Data records:
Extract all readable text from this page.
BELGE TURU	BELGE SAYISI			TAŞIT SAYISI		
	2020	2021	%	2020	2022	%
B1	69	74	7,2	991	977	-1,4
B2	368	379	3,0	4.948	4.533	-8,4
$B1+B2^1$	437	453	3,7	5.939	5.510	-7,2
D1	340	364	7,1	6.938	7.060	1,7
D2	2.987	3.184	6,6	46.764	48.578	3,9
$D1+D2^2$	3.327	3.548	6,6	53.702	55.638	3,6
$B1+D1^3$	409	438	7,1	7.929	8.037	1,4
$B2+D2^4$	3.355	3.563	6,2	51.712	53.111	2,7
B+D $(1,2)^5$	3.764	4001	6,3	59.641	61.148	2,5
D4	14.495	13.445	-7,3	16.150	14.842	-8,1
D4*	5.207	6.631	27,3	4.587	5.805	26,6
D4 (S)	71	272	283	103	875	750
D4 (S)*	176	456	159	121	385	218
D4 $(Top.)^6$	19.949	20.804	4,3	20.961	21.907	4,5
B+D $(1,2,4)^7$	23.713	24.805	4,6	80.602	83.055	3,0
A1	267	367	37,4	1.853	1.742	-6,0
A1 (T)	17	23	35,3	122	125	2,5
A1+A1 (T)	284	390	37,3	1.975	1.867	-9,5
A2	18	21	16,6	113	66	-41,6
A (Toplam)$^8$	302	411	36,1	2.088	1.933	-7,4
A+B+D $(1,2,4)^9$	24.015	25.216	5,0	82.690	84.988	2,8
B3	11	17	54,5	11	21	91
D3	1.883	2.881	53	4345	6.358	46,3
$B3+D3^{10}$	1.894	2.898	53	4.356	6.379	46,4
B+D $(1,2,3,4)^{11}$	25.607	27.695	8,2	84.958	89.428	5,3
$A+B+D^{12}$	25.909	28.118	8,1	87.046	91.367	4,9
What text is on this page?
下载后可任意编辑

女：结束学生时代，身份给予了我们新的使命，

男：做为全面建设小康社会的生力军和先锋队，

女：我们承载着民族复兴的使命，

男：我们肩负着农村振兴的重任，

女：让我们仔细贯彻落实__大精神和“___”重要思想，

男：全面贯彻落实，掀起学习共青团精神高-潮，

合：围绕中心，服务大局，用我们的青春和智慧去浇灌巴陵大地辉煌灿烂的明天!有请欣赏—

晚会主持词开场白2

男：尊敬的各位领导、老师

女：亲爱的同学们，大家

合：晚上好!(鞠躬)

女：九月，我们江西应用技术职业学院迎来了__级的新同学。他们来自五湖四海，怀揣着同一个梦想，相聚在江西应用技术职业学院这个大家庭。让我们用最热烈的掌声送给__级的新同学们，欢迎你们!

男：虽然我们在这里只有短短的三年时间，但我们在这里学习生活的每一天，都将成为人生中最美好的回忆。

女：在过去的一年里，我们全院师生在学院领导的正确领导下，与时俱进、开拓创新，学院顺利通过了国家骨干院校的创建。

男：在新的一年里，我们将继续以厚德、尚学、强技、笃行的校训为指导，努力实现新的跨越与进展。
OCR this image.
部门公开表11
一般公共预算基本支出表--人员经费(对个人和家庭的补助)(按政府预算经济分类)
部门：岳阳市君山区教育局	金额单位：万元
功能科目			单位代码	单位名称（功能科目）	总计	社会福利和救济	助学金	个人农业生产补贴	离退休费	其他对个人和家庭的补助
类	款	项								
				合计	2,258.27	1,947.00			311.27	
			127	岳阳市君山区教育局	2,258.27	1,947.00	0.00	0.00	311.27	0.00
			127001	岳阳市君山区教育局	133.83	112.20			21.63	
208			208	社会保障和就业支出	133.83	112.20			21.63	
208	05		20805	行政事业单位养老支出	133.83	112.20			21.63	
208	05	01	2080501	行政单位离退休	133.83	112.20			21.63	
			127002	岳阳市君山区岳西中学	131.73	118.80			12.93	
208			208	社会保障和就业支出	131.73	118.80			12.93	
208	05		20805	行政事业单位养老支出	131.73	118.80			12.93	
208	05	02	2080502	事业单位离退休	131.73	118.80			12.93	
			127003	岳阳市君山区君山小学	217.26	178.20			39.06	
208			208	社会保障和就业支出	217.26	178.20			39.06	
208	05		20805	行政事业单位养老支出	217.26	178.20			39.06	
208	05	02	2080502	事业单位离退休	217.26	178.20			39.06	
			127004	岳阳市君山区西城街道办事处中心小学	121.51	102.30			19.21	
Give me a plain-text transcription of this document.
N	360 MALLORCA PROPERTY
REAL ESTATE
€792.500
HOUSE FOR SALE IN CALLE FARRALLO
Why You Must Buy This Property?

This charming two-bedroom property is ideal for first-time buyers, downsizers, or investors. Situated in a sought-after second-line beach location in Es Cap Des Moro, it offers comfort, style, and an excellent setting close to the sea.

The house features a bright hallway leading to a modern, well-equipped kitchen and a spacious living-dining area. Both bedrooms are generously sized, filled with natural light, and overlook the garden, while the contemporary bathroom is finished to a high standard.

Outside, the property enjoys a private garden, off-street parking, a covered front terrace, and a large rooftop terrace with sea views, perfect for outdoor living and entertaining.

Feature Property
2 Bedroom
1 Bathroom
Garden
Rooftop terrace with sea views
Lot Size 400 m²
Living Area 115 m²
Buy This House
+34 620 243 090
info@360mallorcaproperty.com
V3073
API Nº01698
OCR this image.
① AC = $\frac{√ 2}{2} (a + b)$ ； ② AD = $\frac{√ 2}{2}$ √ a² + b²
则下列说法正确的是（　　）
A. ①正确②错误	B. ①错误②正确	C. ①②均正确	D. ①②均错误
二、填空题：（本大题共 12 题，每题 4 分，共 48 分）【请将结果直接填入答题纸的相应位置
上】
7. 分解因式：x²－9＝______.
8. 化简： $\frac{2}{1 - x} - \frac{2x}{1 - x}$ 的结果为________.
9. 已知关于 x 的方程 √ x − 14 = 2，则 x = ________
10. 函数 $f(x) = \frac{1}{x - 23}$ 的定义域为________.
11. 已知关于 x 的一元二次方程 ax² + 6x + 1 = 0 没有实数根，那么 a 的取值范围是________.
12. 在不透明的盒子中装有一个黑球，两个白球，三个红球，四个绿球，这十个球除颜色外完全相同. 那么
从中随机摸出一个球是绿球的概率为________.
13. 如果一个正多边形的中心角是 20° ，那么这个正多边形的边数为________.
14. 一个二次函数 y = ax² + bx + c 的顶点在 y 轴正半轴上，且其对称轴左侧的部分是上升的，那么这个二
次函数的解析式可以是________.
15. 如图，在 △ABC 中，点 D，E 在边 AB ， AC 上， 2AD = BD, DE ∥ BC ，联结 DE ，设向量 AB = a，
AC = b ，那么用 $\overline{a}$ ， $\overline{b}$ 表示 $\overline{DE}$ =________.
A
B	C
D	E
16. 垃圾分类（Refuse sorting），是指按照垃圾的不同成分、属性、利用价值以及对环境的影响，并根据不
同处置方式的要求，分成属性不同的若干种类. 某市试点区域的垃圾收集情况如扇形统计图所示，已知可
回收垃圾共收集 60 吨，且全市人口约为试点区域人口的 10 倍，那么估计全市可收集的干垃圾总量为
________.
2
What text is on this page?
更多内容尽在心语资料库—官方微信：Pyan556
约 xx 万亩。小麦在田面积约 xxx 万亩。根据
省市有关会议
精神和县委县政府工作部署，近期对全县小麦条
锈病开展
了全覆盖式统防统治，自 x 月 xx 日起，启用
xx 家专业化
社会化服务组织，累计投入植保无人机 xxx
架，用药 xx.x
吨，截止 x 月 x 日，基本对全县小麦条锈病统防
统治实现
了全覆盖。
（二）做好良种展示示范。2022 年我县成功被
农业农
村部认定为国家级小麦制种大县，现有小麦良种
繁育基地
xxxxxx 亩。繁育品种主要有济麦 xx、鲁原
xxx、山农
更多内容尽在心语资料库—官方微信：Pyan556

Task instructions: Only lines with the string "行政事业单位养老支出" belong in your answer; copy each one.

The completed task:
208	05		20805	行政事业单位养老支出	133.83	112.20			21.63	
208	05		20805	行政事业单位养老支出	131.73	118.80			12.93	
208	05		20805	行政事业单位养老支出	217.26	178.20			39.06	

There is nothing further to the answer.